(Provided passage)
★ ★ ★ ★ ★ ★ ★

New data, however, caution against a too-simple explanation. In an experiment presented in New York City in April at the annual meeting of the Cognitive Neuroscience Society, 20 adults with and without autism had to quickly hit a certain key on a keyboard when they saw its associated target on a screen. Their job was made easier because the targets came in a certain sequence. All of the participants improved as they learned which keys to expect. But when the sequence changed to a new one, people with autism faltered. This result suggests that they learned prior expectations just fine, but had trouble updating them as conditions changed, said cognitive neuroscientist Owen Parsons of the University of Cambridge.
Distorted calculations — and the altered versions of the world they create — may also play a role in depression and anxiety, some researchers think. While suffering from depression, people may hold on to distorted priors — believing that good things are out of reach, for instance. And people with high anxiety can have trouble making good choices in a volatile environment, neuroscientist Sonia Bishop of the University of California, Berkeley and colleagues reported in 2015 in Nature Neuroscience.

In their experiment, people had to choose a shape, which sometimes  came with a shock. People with low anxiety quickly learned to avoid the shock, even when the relationship between shape and shock changed. But people with high anxiety performed worse when those relationships changed, the researchers found. “High-anxious individuals didn’t seem able to adjust their learning to handle how volatile or how stable the environment was,” Bishop says.
Scientists can’t yet say what causes this difficulty adjusting to a new environment in anxious people and in people with autism. It could be that once some rule is learned (a sequence of computer keys, or the link between a shape and a shock), these two groups struggle to update that prior with newer information.

This rigidity might actually contribute to anxiety in the first place, Bishop speculates. “When something unexpected happens that is bad, you wouldn’t know how to respond,” and that floundering “is likely to be a huge source of anxiety and stress.”

Recalculating
“There’s been a lot of frustration with a failure to make progress” on psychiatric disorders, Bishop says. Fitting mathematical theories to the brain may be a way to move forward. Researchers “are very excited about computational psychiatry in general,” she says.

★ ★ ★ ★ ★ ★ ★

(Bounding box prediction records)
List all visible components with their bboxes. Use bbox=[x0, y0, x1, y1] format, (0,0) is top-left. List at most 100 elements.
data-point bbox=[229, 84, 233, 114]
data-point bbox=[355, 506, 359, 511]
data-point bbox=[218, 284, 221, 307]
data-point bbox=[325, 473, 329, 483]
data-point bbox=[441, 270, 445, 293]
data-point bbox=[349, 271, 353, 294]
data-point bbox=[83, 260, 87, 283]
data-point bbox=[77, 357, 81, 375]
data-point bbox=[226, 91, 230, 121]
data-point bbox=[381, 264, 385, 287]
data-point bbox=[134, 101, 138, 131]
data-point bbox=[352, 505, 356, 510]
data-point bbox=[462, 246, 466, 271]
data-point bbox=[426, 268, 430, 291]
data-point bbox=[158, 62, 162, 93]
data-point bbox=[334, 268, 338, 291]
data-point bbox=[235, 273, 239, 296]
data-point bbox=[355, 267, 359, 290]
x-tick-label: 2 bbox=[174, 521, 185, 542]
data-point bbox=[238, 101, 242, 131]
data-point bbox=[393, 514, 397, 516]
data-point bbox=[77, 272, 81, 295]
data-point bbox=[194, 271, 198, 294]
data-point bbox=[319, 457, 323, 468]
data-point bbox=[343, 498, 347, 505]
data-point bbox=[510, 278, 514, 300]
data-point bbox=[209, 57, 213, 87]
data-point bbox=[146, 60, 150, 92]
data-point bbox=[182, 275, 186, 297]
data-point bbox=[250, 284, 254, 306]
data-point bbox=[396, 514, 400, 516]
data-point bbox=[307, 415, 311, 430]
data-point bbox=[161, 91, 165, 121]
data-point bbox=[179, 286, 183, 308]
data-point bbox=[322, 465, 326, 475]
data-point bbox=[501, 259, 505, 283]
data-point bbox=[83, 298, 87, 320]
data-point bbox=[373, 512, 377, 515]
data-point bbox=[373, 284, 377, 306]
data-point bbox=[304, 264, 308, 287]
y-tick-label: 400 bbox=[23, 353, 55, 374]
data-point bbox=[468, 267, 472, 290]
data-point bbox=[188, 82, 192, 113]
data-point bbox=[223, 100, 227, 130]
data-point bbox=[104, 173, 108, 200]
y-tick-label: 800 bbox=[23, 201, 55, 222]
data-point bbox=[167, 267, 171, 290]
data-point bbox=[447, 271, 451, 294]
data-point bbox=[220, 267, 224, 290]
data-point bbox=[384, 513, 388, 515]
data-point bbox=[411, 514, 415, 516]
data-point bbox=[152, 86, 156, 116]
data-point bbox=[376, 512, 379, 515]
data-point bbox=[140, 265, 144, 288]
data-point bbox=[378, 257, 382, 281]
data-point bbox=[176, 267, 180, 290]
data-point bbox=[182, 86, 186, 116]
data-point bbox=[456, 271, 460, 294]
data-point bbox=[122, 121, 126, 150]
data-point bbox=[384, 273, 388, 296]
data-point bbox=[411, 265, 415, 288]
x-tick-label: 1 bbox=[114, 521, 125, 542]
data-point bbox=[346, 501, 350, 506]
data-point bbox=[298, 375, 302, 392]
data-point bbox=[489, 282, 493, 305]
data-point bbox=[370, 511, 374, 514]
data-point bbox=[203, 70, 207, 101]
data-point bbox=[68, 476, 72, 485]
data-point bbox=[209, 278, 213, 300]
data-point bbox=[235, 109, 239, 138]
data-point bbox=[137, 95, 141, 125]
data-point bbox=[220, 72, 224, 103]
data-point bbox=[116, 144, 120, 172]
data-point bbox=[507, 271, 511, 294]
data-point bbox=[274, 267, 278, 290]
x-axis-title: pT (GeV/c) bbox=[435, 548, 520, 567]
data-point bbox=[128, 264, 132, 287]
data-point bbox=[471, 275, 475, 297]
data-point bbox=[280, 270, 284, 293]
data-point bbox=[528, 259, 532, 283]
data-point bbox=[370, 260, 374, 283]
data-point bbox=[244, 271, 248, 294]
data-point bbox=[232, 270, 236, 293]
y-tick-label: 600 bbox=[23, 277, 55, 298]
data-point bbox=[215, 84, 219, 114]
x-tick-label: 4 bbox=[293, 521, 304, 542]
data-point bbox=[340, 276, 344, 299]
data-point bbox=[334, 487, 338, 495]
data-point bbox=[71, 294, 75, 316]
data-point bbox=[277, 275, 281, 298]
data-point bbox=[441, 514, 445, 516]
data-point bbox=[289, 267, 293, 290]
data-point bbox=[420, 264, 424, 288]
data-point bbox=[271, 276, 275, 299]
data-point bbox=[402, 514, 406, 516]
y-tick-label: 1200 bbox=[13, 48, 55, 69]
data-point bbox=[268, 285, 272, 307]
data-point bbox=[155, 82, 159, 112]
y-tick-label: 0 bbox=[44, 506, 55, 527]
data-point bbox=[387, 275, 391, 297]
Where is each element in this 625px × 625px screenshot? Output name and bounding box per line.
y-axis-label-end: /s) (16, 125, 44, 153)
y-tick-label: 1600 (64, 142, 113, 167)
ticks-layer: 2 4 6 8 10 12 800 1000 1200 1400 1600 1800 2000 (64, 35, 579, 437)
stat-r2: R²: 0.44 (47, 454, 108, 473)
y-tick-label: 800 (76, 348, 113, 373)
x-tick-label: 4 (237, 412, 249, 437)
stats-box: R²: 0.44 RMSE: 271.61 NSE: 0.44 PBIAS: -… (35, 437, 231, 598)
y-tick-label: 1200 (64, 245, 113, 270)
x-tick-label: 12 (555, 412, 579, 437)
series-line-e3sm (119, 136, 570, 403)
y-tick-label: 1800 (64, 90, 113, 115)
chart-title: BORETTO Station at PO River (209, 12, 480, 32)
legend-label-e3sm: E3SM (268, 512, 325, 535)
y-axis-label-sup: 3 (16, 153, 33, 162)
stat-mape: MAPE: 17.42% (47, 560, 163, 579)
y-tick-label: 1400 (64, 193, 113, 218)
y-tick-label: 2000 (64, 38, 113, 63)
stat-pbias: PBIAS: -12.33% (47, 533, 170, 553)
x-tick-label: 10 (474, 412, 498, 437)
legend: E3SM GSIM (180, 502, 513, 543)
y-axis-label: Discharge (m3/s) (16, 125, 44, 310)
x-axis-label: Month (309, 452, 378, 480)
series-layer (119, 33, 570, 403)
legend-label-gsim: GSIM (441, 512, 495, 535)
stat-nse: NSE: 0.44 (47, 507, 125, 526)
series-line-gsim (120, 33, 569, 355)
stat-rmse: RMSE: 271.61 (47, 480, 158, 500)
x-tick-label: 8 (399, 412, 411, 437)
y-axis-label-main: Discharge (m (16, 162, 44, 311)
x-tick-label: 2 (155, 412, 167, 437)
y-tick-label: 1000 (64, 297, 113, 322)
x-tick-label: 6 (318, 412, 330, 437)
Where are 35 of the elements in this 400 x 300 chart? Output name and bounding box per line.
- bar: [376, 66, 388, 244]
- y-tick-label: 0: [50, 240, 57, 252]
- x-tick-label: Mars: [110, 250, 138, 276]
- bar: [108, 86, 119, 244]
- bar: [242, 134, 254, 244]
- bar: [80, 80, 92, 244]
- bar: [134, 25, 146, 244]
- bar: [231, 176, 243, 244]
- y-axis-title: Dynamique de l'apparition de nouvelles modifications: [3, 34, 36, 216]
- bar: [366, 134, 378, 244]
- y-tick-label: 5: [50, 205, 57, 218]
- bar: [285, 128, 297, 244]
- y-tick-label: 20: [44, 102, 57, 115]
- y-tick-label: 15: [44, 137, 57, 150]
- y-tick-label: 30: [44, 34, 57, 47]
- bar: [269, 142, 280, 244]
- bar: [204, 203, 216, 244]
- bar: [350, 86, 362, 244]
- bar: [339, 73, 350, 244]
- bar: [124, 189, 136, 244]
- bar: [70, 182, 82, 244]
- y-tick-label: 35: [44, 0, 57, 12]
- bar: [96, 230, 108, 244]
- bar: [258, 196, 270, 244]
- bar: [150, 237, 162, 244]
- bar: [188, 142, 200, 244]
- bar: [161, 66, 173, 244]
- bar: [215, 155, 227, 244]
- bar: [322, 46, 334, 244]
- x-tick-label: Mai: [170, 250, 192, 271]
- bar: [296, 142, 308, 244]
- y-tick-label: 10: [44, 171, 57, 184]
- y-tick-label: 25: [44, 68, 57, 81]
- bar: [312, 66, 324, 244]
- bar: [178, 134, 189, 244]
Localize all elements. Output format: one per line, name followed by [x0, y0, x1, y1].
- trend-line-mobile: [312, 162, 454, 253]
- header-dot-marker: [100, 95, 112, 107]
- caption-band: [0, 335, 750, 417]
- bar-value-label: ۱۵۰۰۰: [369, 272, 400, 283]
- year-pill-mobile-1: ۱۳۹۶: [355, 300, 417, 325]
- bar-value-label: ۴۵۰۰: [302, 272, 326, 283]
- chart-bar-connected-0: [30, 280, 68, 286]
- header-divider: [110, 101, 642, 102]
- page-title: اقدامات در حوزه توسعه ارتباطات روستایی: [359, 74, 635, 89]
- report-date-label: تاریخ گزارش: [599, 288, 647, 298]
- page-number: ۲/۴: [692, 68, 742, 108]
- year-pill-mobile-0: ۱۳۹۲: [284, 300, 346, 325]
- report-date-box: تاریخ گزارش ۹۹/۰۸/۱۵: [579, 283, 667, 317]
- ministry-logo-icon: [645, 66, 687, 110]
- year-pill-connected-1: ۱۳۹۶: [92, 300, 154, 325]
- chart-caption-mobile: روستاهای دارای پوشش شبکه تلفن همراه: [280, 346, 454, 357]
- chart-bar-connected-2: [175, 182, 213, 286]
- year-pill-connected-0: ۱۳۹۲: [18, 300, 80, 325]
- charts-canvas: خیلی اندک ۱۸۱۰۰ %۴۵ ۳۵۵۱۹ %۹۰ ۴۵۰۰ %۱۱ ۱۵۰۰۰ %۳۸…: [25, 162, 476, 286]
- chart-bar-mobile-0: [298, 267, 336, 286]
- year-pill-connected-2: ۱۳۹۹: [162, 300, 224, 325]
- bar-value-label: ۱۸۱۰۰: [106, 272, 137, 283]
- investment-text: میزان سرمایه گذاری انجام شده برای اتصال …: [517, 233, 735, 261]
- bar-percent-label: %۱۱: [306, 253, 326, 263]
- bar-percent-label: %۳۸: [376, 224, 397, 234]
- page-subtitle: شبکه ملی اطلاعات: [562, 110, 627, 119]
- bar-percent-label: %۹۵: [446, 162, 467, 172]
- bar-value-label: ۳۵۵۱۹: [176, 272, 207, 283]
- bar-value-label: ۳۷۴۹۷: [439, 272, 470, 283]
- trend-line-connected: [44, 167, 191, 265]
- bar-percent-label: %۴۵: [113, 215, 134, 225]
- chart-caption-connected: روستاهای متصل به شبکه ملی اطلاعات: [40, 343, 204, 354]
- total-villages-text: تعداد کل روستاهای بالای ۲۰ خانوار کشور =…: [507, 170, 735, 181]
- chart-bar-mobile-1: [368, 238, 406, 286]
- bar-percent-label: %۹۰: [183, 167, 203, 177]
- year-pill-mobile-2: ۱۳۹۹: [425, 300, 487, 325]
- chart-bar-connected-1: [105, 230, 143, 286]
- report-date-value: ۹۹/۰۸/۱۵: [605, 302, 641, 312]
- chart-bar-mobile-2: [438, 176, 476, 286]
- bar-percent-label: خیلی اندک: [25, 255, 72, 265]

★ ★ ★ ★ ★ ★ ★

(Exercise tasks)
1. From the passage on autism, anxiety and updating expectations, quote the part that opens with the words "Scientists can’t yet" and closes with "with newer information.".
2. What comes next in the passage on autism, anxiety and updating expectations? Continue it from its final sentence.
None of the tasks make use of the records.

(Replies)
1.
Scientists can’t yet say what causes this difficulty adjusting to a new environment in anxious people and in people with autism. It could be that once some rule is learned (a sequence of computer keys, or the link between a shape and a shock), these two groups struggle to update that prior with newer information.

2.
Computational psychiatrist Quentin Huys of the University of Zurich is one of those people. Math can help clarify mental illnesses in a way that existing approaches can’t, he says. In the March issue of Nature Neuroscience, Huys and colleagues argued that math can demystify psychiatric disorders, and that thinking of the brain as a Bayesian number cruncher might lead to a more rigorous understanding of mental illness. Huys says that a computational approach is essential. “We can’t get away without it.” If people with high anxiety perform differently on a perceptual test, then that test could be used to both diagnose people and monitor how well a treatment works, for instance.

Scientists hope that a deeper description of mental illnesses may lead to clearer ways to identify a disorder, chart how well treatments work and even improve therapies. Bishop raises the possibility of developing apps to help people with high anxiety evaluate situations  — outsourcing the decision making for people who have trouble. Frith points out that cognitive behavioral therapy could help depressed people recalculate their experiences by putting less weight on negative experiences and perhaps breaking out of cycles of despondence.

Beyond these potential interventions, simply explaining to people how their brains are working might ease distress, Adams says. “If you can give people an explanation that makes sense of some of the experiences they’ve had, that can be a profoundly helpful thing,” he says. “It destigmatizes the experience.”